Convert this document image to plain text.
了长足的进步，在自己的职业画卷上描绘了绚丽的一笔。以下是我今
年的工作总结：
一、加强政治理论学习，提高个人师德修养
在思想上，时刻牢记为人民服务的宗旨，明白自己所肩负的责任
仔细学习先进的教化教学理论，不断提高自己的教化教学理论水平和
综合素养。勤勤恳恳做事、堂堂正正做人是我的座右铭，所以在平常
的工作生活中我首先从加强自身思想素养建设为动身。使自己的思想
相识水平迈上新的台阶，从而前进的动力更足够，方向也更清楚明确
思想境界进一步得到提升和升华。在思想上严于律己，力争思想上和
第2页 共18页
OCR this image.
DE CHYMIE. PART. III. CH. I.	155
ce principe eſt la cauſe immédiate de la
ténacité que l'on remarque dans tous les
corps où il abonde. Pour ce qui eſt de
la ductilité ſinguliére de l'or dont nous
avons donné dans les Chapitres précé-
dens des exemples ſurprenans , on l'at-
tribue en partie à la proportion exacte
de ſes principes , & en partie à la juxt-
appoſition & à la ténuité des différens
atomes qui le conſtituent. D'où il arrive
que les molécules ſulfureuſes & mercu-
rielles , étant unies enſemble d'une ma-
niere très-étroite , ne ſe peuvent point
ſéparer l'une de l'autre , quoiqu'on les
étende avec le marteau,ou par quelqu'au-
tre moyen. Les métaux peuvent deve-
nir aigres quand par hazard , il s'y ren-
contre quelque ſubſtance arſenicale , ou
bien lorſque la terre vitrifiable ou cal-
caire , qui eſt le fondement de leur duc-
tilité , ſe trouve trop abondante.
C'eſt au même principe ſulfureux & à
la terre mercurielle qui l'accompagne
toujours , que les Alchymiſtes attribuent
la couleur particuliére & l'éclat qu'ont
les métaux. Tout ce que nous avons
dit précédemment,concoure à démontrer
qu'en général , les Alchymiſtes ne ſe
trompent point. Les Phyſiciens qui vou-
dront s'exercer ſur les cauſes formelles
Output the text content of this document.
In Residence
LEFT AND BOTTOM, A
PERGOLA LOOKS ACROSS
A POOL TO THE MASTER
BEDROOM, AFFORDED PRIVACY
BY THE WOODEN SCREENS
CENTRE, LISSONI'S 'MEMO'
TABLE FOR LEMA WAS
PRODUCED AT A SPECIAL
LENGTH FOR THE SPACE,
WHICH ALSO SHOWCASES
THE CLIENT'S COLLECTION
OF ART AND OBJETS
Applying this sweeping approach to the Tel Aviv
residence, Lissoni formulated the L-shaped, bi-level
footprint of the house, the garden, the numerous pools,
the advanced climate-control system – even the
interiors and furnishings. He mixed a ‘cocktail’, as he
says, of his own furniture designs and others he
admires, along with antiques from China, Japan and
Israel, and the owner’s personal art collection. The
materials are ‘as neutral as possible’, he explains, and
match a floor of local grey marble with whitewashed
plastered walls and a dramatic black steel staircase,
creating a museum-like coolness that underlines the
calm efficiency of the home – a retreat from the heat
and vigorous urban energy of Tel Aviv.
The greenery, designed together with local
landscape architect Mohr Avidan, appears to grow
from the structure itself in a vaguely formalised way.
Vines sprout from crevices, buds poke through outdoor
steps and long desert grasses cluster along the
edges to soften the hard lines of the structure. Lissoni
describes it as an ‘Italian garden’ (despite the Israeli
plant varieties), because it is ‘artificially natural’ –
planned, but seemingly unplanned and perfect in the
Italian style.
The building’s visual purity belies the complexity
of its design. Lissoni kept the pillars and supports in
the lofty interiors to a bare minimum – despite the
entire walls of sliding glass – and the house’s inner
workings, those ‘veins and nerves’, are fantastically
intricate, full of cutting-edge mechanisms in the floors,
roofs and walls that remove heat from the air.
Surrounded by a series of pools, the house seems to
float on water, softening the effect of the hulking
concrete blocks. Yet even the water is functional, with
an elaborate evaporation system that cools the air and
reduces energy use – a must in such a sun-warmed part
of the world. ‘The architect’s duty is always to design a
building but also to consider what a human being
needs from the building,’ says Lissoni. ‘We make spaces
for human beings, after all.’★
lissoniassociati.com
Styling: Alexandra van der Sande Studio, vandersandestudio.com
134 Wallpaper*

[Exercise requirements] What is the number of lines in the data that hold the word "human"? Reply with that number and nothing else.

[The reply] 2